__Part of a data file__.
+++

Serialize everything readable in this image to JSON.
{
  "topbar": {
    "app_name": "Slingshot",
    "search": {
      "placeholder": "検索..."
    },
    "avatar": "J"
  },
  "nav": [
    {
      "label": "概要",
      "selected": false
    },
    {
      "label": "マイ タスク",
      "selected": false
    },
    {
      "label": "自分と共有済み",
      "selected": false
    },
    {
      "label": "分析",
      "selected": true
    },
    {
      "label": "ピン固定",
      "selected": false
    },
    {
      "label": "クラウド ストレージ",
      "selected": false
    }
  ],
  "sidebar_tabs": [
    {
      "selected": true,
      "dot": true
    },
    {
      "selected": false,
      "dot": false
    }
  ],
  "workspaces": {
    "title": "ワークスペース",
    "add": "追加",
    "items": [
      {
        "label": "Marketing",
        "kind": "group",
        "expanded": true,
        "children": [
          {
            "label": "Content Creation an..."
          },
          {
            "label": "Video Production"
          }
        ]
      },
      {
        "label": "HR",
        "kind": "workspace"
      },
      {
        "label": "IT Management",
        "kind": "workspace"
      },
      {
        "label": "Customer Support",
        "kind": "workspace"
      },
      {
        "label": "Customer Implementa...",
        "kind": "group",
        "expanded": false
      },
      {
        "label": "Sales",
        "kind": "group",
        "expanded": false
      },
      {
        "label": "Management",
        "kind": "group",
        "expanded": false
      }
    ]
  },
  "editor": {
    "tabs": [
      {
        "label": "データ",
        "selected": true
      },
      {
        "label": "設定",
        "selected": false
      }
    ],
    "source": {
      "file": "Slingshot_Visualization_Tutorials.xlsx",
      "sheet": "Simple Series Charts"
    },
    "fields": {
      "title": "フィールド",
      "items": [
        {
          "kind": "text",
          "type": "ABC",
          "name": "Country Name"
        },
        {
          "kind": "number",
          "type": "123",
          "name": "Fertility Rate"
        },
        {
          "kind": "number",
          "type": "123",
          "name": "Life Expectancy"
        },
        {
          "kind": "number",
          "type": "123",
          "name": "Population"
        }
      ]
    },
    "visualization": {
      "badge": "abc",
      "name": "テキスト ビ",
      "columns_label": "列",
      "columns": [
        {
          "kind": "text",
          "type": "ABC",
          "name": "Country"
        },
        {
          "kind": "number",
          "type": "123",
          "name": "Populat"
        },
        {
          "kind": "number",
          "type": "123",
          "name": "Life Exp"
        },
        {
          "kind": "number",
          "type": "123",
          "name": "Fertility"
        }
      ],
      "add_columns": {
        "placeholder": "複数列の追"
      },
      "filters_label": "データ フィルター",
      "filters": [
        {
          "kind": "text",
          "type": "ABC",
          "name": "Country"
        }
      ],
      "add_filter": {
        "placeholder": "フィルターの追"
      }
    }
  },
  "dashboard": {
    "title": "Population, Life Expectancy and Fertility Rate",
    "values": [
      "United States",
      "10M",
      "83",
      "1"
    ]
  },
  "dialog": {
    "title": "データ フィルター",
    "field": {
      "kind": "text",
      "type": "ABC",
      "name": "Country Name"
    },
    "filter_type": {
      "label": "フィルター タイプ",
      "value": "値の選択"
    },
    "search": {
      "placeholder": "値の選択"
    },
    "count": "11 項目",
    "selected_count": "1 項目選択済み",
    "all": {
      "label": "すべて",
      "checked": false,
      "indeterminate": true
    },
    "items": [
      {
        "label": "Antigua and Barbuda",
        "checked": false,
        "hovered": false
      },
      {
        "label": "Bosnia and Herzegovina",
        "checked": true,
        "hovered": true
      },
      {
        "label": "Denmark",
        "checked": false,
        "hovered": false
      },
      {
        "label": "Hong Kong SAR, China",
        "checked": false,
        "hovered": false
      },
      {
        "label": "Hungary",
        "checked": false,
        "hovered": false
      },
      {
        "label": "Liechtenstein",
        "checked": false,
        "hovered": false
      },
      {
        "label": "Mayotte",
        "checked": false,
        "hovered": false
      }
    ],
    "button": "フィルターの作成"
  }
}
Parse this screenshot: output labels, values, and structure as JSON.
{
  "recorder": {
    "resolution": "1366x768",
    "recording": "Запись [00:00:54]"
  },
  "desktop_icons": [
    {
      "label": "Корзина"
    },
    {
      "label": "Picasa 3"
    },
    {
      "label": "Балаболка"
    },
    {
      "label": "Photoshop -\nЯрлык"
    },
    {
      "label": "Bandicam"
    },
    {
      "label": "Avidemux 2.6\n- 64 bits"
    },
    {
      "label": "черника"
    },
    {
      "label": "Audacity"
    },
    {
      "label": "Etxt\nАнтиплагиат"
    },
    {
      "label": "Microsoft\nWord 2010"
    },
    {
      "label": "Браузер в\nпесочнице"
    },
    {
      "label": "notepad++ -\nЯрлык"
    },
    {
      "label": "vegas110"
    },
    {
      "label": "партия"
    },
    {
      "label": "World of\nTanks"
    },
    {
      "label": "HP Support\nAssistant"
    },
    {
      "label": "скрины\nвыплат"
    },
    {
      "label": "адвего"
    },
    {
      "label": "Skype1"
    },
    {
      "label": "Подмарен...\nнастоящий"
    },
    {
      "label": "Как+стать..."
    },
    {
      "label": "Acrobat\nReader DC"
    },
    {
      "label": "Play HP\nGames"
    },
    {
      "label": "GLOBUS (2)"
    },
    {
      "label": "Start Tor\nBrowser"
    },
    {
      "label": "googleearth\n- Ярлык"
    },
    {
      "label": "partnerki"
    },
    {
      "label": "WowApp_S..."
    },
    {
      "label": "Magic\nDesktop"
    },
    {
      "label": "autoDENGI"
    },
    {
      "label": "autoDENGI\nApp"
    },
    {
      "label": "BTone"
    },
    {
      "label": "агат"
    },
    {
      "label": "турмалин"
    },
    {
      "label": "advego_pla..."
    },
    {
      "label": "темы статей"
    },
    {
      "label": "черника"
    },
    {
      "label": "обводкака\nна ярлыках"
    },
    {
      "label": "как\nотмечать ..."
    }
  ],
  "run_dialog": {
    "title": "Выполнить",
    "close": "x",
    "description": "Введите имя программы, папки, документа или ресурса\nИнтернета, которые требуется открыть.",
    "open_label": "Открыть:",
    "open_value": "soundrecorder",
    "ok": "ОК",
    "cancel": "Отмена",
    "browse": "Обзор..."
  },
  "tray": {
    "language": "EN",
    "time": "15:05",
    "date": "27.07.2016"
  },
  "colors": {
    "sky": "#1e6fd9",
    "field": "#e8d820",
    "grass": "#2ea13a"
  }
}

+++

__Written problem__. Go through the material above line by line and copy it exactly.

__Solution to this problem__.
Serialize everything readable in this image to JSON.
{
  "topbar": {
    "app_name": "Slingshot",
    "search": {
      "placeholder": "検索..."
    },
    "avatar": "J"
  },
  "nav": [
    {
      "label": "概要",
      "selected": false
    },
    {
      "label": "マイ タスク",
      "selected": false
    },
    {
      "label": "自分と共有済み",
      "selected": false
    },
    {
      "label": "分析",
      "selected": true
    },
    {
      "label": "ピン固定",
      "selected": false
    },
    {
      "label": "クラウド ストレージ",
      "selected": false
    }
  ],
  "sidebar_tabs": [
    {
      "selected": true,
      "dot": true
    },
    {
      "selected": false,
      "dot": false
    }
  ],
  "workspaces": {
    "title": "ワークスペース",
    "add": "追加",
    "items": [
      {
        "label": "Marketing",
        "kind": "group",
        "expanded": true,
        "children": [
          {
            "label": "Content Creation an..."
          },
          {
            "label": "Video Production"
          }
        ]
      },
      {
        "label": "HR",
        "kind": "workspace"
      },
      {
        "label": "IT Management",
        "kind": "workspace"
      },
      {
        "label": "Customer Support",
        "kind": "workspace"
      },
      {
        "label": "Customer Implementa...",
        "kind": "group",
        "expanded": false
      },
      {
        "label": "Sales",
        "kind": "group",
        "expanded": false
      },
      {
        "label": "Management",
        "kind": "group",
        "expanded": false
      }
    ]
  },
  "editor": {
    "tabs": [
      {
        "label": "データ",
        "selected": true
      },
      {
        "label": "設定",
        "selected": false
      }
    ],
    "source": {
      "file": "Slingshot_Visualization_Tutorials.xlsx",
      "sheet": "Simple Series Charts"
    },
    "fields": {
      "title": "フィールド",
      "items": [
        {
          "kind": "text",
          "type": "ABC",
          "name": "Country Name"
        },
        {
          "kind": "number",
          "type": "123",
          "name": "Fertility Rate"
        },
        {
          "kind": "number",
          "type": "123",
          "name": "Life Expectancy"
        },
        {
          "kind": "number",
          "type": "123",
          "name": "Population"
        }
      ]
    },
    "visualization": {
      "badge": "abc",
      "name": "テキスト ビ",
      "columns_label": "列",
      "columns": [
        {
          "kind": "text",
          "type": "ABC",
          "name": "Country"
        },
        {
          "kind": "number",
          "type": "123",
          "name": "Populat"
        },
        {
          "kind": "number",
          "type": "123",
          "name": "Life Exp"
        },
        {
          "kind": "number",
          "type": "123",
          "name": "Fertility"
        }
      ],
      "add_columns": {
        "placeholder": "複数列の追"
      },
      "filters_label": "データ フィルター",
      "filters": [
        {
          "kind": "text",
          "type": "ABC",
          "name": "Country"
        }
      ],
      "add_filter": {
        "placeholder": "フィルターの追"
      }
    }
  },
  "dashboard": {
    "title": "Population, Life Expectancy and Fertility Rate",
    "values": [
      "United States",
      "10M",
      "83",
      "1"
    ]
  },
  "dialog": {
    "title": "データ フィルター",
    "field": {
      "kind": "text",
      "type": "ABC",
      "name": "Country Name"
    },
    "filter_type": {
      "label": "フィルター タイプ",
      "value": "値の選択"
    },
    "search": {
      "placeholder": "値の選択"
    },
    "count": "11 項目",
    "selected_count": "1 項目選択済み",
    "all": {
      "label": "すべて",
      "checked": false,
      "indeterminate": true
    },
    "items": [
      {
        "label": "Antigua and Barbuda",
        "checked": false,
        "hovered": false
      },
      {
        "label": "Bosnia and Herzegovina",
        "checked": true,
        "hovered": true
      },
      {
        "label": "Denmark",
        "checked": false,
        "hovered": false
      },
      {
        "label": "Hong Kong SAR, China",
        "checked": false,
        "hovered": false
      },
      {
        "label": "Hungary",
        "checked": false,
        "hovered": false
      },
      {
        "label": "Liechtenstein",
        "checked": false,
        "hovered": false
      },
      {
        "label": "Mayotte",
        "checked": false,
        "hovered": false
      }
    ],
    "button": "フィルターの作成"
  }
}
Parse this screenshot: output labels, values, and structure as JSON.
{
  "recorder": {
    "resolution": "1366x768",
    "recording": "Запись [00:00:54]"
  },
  "desktop_icons": [
    {
      "label": "Корзина"
    },
    {
      "label": "Picasa 3"
    },
    {
      "label": "Балаболка"
    },
    {
      "label": "Photoshop -\nЯрлык"
    },
    {
      "label": "Bandicam"
    },
    {
      "label": "Avidemux 2.6\n- 64 bits"
    },
    {
      "label": "черника"
    },
    {
      "label": "Audacity"
    },
    {
      "label": "Etxt\nАнтиплагиат"
    },
    {
      "label": "Microsoft\nWord 2010"
    },
    {
      "label": "Браузер в\nпесочнице"
    },
    {
      "label": "notepad++ -\nЯрлык"
    },
    {
      "label": "vegas110"
    },
    {
      "label": "партия"
    },
    {
      "label": "World of\nTanks"
    },
    {
      "label": "HP Support\nAssistant"
    },
    {
      "label": "скрины\nвыплат"
    },
    {
      "label": "адвего"
    },
    {
      "label": "Skype1"
    },
    {
      "label": "Подмарен...\nнастоящий"
    },
    {
      "label": "Как+стать..."
    },
    {
      "label": "Acrobat\nReader DC"
    },
    {
      "label": "Play HP\nGames"
    },
    {
      "label": "GLOBUS (2)"
    },
    {
      "label": "Start Tor\nBrowser"
    },
    {
      "label": "googleearth\n- Ярлык"
    },
    {
      "label": "partnerki"
    },
    {
      "label": "WowApp_S..."
    },
    {
      "label": "Magic\nDesktop"
    },
    {
      "label": "autoDENGI"
    },
    {
      "label": "autoDENGI\nApp"
    },
    {
      "label": "BTone"
    },
    {
      "label": "агат"
    },
    {
      "label": "турмалин"
    },
    {
      "label": "advego_pla..."
    },
    {
      "label": "темы статей"
    },
    {
      "label": "черника"
    },
    {
      "label": "обводкака\nна ярлыках"
    },
    {
      "label": "как\nотмечать ..."
    }
  ],
  "run_dialog": {
    "title": "Выполнить",
    "close": "x",
    "description": "Введите имя программы, папки, документа или ресурса\nИнтернета, которые требуется открыть.",
    "open_label": "Открыть:",
    "open_value": "soundrecorder",
    "ok": "ОК",
    "cancel": "Отмена",
    "browse": "Обзор..."
  },
  "tray": {
    "language": "EN",
    "time": "15:05",
    "date": "27.07.2016"
  },
  "colors": {
    "sky": "#1e6fd9",
    "field": "#e8d820",
    "grass": "#2ea13a"
  }
}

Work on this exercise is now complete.